§ Given task
Are you able to retype all the records below exactly?

▼▼▼

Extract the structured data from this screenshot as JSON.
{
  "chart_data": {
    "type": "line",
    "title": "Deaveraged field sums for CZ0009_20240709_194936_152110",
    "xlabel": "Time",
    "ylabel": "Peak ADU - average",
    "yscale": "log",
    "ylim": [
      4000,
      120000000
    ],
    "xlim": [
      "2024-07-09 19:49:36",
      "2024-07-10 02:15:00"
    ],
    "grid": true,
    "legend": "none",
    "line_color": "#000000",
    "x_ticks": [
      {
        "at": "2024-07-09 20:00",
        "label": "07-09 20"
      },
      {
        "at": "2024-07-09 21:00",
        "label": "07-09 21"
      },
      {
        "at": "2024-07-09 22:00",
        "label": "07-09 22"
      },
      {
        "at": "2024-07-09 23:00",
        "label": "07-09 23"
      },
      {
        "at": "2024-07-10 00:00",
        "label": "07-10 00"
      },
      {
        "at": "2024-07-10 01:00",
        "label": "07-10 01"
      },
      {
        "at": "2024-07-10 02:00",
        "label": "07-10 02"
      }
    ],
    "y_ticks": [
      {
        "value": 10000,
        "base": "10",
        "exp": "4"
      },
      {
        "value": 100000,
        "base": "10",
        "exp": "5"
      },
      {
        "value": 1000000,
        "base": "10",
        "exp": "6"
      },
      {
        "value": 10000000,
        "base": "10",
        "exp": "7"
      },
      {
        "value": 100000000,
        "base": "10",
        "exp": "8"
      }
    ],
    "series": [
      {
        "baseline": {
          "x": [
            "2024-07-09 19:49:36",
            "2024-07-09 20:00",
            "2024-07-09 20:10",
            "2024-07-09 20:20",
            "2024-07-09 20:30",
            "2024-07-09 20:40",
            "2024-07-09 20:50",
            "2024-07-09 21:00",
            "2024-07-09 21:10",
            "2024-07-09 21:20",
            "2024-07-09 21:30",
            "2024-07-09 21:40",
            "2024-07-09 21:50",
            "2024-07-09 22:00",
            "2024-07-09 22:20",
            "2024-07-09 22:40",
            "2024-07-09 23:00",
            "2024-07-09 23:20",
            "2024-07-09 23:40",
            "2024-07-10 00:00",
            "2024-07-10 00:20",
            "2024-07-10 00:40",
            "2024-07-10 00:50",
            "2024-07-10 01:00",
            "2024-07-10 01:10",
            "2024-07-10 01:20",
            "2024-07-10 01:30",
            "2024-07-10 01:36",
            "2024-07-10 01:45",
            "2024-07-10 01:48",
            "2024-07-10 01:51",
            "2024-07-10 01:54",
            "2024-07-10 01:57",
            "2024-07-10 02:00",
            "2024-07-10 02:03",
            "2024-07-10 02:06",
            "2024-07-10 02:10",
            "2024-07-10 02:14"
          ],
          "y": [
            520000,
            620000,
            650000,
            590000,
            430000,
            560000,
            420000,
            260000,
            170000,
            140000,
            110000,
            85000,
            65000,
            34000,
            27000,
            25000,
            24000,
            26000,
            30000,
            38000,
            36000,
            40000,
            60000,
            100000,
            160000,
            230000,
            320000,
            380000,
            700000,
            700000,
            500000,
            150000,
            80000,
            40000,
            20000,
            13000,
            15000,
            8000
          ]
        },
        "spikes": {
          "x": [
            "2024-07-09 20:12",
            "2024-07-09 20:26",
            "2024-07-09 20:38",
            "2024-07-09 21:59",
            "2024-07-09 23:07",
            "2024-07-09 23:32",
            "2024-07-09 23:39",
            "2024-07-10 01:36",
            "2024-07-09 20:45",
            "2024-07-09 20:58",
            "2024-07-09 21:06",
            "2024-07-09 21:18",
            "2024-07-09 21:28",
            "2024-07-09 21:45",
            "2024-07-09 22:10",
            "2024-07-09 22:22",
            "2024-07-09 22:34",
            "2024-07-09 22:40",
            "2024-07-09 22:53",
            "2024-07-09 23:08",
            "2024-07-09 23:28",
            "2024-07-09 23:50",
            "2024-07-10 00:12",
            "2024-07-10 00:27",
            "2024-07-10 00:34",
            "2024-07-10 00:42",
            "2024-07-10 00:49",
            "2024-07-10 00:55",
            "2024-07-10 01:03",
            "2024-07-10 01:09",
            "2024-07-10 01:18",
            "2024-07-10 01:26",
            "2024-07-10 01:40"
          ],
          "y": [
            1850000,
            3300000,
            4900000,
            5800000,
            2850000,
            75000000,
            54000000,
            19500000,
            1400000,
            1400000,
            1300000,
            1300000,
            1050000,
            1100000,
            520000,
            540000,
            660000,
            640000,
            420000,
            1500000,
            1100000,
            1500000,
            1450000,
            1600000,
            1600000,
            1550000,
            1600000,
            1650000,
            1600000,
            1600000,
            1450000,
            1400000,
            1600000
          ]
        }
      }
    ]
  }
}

▲▲▲

§ Task answer
Extract the structured data from this screenshot as JSON.
{
  "chart_data": {
    "type": "line",
    "title": "Deaveraged field sums for CZ0009_20240709_194936_152110",
    "xlabel": "Time",
    "ylabel": "Peak ADU - average",
    "yscale": "log",
    "ylim": [
      4000,
      120000000
    ],
    "xlim": [
      "2024-07-09 19:49:36",
      "2024-07-10 02:15:00"
    ],
    "grid": true,
    "legend": "none",
    "line_color": "#000000",
    "x_ticks": [
      {
        "at": "2024-07-09 20:00",
        "label": "07-09 20"
      },
      {
        "at": "2024-07-09 21:00",
        "label": "07-09 21"
      },
      {
        "at": "2024-07-09 22:00",
        "label": "07-09 22"
      },
      {
        "at": "2024-07-09 23:00",
        "label": "07-09 23"
      },
      {
        "at": "2024-07-10 00:00",
        "label": "07-10 00"
      },
      {
        "at": "2024-07-10 01:00",
        "label": "07-10 01"
      },
      {
        "at": "2024-07-10 02:00",
        "label": "07-10 02"
      }
    ],
    "y_ticks": [
      {
        "value": 10000,
        "base": "10",
        "exp": "4"
      },
      {
        "value": 100000,
        "base": "10",
        "exp": "5"
      },
      {
        "value": 1000000,
        "base": "10",
        "exp": "6"
      },
      {
        "value": 10000000,
        "base": "10",
        "exp": "7"
      },
      {
        "value": 100000000,
        "base": "10",
        "exp": "8"
      }
    ],
    "series": [
      {
        "baseline": {
          "x": [
            "2024-07-09 19:49:36",
            "2024-07-09 20:00",
            "2024-07-09 20:10",
            "2024-07-09 20:20",
            "2024-07-09 20:30",
            "2024-07-09 20:40",
            "2024-07-09 20:50",
            "2024-07-09 21:00",
            "2024-07-09 21:10",
            "2024-07-09 21:20",
            "2024-07-09 21:30",
            "2024-07-09 21:40",
            "2024-07-09 21:50",
            "2024-07-09 22:00",
            "2024-07-09 22:20",
            "2024-07-09 22:40",
            "2024-07-09 23:00",
            "2024-07-09 23:20",
            "2024-07-09 23:40",
            "2024-07-10 00:00",
            "2024-07-10 00:20",
            "2024-07-10 00:40",
            "2024-07-10 00:50",
            "2024-07-10 01:00",
            "2024-07-10 01:10",
            "2024-07-10 01:20",
            "2024-07-10 01:30",
            "2024-07-10 01:36",
            "2024-07-10 01:45",
            "2024-07-10 01:48",
            "2024-07-10 01:51",
            "2024-07-10 01:54",
            "2024-07-10 01:57",
            "2024-07-10 02:00",
            "2024-07-10 02:03",
            "2024-07-10 02:06",
            "2024-07-10 02:10",
            "2024-07-10 02:14"
          ],
          "y": [
            520000,
            620000,
            650000,
            590000,
            430000,
            560000,
            420000,
            260000,
            170000,
            140000,
            110000,
            85000,
            65000,
            34000,
            27000,
            25000,
            24000,
            26000,
            30000,
            38000,
            36000,
            40000,
            60000,
            100000,
            160000,
            230000,
            320000,
            380000,
            700000,
            700000,
            500000,
            150000,
            80000,
            40000,
            20000,
            13000,
            15000,
            8000
          ]
        },
        "spikes": {
          "x": [
            "2024-07-09 20:12",
            "2024-07-09 20:26",
            "2024-07-09 20:38",
            "2024-07-09 21:59",
            "2024-07-09 23:07",
            "2024-07-09 23:32",
            "2024-07-09 23:39",
            "2024-07-10 01:36",
            "2024-07-09 20:45",
            "2024-07-09 20:58",
            "2024-07-09 21:06",
            "2024-07-09 21:18",
            "2024-07-09 21:28",
            "2024-07-09 21:45",
            "2024-07-09 22:10",
            "2024-07-09 22:22",
            "2024-07-09 22:34",
            "2024-07-09 22:40",
            "2024-07-09 22:53",
            "2024-07-09 23:08",
            "2024-07-09 23:28",
            "2024-07-09 23:50",
            "2024-07-10 00:12",
            "2024-07-10 00:27",
            "2024-07-10 00:34",
            "2024-07-10 00:42",
            "2024-07-10 00:49",
            "2024-07-10 00:55",
            "2024-07-10 01:03",
            "2024-07-10 01:09",
            "2024-07-10 01:18",
            "2024-07-10 01:26",
            "2024-07-10 01:40"
          ],
          "y": [
            1850000,
            3300000,
            4900000,
            5800000,
            2850000,
            75000000,
            54000000,
            19500000,
            1400000,
            1400000,
            1300000,
            1300000,
            1050000,
            1100000,
            520000,
            540000,
            660000,
            640000,
            420000,
            1500000,
            1100000,
            1500000,
            1450000,
            1600000,
            1600000,
            1550000,
            1600000,
            1650000,
            1600000,
            1600000,
            1450000,
            1400000,
            1600000
          ]
        }
      }
    ]
  }
}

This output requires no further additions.